## Task objective
For each line that holds "pouvez", copy the line out.

## Records to process
=-=-=-=-=

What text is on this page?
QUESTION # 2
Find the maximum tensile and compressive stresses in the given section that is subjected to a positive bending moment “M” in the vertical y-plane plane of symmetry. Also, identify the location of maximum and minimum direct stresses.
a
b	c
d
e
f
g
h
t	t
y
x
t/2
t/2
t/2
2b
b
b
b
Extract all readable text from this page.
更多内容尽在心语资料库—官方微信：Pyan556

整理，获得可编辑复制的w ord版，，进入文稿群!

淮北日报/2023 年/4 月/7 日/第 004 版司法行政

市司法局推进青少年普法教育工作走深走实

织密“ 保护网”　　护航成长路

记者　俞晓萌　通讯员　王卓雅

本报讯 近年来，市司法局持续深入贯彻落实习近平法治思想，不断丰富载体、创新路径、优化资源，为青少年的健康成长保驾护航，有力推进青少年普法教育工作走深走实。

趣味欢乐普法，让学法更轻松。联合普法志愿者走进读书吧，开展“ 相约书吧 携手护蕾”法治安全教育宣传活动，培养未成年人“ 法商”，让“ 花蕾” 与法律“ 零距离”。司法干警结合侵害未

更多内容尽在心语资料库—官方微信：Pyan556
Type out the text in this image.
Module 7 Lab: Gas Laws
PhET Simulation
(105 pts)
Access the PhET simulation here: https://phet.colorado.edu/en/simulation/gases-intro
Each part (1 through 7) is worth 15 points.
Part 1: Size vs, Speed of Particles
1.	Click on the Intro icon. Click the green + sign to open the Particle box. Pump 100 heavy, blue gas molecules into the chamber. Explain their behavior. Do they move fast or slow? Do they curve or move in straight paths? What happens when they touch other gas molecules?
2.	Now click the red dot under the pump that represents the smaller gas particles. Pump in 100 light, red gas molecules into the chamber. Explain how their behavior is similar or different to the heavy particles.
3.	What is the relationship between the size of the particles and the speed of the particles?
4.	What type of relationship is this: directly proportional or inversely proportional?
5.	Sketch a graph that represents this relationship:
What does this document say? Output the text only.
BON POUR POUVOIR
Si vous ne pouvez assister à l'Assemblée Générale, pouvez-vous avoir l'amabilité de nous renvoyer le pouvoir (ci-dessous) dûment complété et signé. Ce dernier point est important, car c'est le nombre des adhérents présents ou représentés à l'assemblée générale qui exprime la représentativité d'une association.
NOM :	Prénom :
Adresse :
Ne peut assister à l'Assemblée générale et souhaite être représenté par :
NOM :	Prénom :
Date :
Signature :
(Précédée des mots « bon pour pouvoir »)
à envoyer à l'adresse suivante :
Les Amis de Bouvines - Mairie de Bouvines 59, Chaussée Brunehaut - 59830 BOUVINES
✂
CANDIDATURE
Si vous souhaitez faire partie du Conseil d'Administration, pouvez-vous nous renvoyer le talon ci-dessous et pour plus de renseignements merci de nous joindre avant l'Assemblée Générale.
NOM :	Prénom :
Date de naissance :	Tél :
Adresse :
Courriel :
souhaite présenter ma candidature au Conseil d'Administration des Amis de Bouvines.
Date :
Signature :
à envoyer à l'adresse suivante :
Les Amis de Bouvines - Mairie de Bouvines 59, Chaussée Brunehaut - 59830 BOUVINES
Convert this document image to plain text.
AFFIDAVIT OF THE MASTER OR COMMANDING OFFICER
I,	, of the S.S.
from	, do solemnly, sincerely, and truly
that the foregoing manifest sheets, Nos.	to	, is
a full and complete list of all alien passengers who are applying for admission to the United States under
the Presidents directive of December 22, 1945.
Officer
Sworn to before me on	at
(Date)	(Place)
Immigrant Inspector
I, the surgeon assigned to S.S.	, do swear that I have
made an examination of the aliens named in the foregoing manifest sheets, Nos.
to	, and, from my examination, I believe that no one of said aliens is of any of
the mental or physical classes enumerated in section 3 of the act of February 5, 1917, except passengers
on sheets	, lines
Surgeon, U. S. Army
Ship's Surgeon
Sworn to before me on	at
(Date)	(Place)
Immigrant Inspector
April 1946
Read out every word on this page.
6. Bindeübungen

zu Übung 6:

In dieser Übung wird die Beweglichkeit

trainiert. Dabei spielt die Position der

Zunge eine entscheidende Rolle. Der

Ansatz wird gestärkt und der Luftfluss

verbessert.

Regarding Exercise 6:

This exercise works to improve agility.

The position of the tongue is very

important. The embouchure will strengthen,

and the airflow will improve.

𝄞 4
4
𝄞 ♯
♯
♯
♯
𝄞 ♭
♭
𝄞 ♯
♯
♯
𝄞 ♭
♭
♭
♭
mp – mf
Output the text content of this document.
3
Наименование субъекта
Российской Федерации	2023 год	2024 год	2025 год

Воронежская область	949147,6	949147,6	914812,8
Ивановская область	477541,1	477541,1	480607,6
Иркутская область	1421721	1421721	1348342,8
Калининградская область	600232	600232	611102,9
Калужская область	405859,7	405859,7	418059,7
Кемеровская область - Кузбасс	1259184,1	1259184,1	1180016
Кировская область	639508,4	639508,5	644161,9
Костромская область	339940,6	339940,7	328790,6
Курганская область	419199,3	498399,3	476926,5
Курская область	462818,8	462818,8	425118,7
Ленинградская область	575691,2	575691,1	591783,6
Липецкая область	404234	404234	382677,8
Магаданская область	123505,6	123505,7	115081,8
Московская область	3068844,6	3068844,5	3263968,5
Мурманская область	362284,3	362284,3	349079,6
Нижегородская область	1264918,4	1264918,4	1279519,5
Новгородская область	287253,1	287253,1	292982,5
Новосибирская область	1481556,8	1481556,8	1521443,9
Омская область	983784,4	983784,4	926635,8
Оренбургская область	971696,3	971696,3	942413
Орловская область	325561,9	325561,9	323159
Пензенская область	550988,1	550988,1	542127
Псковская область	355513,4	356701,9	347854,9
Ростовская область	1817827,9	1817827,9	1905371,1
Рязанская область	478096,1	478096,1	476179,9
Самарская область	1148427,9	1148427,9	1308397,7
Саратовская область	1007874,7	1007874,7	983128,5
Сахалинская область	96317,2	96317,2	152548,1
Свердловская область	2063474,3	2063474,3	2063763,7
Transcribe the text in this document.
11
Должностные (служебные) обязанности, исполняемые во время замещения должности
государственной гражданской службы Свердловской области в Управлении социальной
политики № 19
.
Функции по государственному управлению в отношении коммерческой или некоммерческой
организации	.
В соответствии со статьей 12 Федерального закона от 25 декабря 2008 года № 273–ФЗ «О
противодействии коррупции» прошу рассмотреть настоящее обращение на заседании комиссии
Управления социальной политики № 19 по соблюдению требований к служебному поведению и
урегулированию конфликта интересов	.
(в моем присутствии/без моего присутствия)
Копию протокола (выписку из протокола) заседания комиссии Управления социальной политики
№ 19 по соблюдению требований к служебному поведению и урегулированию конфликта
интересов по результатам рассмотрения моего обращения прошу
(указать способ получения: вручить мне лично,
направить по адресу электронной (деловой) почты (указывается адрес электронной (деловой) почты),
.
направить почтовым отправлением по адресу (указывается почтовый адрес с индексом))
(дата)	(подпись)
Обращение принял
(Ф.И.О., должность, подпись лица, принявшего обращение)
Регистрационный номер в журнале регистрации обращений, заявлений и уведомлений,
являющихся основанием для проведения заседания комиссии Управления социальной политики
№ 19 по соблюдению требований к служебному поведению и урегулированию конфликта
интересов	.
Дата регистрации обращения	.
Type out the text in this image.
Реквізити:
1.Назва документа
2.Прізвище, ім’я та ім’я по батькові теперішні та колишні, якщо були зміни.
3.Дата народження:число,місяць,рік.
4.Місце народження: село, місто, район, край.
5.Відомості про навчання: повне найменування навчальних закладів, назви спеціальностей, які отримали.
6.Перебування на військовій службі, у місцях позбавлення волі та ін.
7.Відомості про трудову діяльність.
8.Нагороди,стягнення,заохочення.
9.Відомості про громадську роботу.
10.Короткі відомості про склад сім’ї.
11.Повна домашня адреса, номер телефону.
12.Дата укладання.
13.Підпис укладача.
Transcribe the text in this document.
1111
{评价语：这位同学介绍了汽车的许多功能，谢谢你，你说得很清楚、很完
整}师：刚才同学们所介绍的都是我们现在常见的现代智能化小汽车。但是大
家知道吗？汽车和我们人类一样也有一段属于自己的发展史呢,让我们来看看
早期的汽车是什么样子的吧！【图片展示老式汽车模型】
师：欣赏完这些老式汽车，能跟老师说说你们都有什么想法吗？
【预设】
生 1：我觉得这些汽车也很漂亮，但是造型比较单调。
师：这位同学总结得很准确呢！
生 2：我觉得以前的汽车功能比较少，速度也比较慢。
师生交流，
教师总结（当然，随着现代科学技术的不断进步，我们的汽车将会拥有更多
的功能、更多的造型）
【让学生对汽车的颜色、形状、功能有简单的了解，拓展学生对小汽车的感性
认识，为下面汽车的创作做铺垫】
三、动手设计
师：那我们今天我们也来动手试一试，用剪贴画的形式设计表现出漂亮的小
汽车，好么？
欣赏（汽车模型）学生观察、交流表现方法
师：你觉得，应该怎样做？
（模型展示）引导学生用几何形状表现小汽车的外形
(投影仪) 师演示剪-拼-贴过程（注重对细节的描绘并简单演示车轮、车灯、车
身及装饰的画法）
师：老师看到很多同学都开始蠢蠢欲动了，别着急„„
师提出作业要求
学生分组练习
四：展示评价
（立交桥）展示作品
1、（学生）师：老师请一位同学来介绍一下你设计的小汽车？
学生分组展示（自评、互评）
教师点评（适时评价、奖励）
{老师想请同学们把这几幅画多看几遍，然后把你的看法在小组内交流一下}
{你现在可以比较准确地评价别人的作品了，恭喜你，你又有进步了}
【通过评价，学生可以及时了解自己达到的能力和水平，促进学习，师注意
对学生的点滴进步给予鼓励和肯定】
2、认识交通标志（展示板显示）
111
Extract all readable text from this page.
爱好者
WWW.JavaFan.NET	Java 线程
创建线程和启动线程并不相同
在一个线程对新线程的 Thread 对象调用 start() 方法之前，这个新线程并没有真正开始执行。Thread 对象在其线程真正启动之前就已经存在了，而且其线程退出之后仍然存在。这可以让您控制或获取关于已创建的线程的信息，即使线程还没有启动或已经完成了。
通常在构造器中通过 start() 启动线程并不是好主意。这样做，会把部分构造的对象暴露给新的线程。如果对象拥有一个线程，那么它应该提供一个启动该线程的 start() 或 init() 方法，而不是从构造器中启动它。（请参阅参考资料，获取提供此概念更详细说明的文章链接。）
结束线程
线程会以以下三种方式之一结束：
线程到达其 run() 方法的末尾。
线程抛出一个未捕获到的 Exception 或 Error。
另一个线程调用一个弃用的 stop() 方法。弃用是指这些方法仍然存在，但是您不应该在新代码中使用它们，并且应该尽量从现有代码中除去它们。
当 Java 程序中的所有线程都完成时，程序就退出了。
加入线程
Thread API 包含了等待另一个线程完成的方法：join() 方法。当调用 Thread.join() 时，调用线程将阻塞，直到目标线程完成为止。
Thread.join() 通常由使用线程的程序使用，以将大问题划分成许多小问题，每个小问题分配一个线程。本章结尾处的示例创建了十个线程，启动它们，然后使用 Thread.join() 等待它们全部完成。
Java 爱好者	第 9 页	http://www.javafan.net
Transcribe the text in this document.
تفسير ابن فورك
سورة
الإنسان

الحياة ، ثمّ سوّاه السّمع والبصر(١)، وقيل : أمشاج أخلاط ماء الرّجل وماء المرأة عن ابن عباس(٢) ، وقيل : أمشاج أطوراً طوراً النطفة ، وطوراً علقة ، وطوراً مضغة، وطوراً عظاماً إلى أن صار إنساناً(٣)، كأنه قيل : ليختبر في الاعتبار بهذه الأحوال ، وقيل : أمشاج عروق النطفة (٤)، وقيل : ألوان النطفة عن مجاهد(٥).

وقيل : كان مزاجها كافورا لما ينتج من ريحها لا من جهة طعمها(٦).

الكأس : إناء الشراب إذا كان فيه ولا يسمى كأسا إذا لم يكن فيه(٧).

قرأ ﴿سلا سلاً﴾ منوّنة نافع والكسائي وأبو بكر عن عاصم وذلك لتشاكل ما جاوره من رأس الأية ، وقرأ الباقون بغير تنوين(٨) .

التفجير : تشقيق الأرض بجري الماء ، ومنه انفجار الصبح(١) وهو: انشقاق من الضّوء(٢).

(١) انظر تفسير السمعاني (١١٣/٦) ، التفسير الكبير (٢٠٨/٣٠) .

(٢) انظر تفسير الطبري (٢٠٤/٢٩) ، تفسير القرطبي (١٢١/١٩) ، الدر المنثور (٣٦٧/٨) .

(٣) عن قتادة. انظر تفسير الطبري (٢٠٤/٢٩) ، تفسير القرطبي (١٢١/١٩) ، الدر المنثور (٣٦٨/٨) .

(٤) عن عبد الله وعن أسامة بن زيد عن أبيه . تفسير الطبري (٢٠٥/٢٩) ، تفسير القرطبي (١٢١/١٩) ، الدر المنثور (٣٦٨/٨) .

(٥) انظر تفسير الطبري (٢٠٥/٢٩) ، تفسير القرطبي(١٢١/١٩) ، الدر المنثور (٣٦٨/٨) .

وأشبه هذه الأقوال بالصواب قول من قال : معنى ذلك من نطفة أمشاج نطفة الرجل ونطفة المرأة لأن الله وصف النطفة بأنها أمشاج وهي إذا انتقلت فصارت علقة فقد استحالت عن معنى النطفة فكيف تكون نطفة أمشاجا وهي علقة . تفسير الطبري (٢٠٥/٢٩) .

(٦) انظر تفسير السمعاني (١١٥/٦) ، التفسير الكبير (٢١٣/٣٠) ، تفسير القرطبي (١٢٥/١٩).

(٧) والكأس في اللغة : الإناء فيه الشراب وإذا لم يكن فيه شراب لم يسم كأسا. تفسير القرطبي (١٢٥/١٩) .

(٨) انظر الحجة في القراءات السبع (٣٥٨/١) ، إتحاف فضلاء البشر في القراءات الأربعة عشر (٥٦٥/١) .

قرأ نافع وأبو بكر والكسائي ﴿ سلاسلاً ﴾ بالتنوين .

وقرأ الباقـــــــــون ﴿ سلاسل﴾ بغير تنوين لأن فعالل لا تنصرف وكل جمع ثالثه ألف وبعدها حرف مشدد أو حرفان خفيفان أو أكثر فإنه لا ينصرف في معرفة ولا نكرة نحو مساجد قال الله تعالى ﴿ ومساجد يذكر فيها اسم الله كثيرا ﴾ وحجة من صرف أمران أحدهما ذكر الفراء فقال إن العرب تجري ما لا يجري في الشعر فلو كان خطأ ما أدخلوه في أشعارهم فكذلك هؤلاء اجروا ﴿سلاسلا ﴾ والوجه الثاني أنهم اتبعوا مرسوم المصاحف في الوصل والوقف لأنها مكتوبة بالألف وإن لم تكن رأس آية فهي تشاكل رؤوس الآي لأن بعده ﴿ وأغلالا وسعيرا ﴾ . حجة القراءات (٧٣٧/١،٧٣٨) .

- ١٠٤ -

=-=-=-=-=

## Written answer
Si vous ne pouvez assister à l'Assemblée Générale, pouvez-vous avoir l'amabilité de nous renvoyer le pouvoir (ci-dessous) dûment complété et signé. Ce dernier point est important, car c'est le nombre des adhérents présents ou représentés à l'assemblée générale qui exprime la représentativité d'une association.
Si vous souhaitez faire partie du Conseil d'Administration, pouvez-vous nous renvoyer le talon ci-dessous et pour plus de renseignements merci de nous joindre avant l'Assemblée Générale.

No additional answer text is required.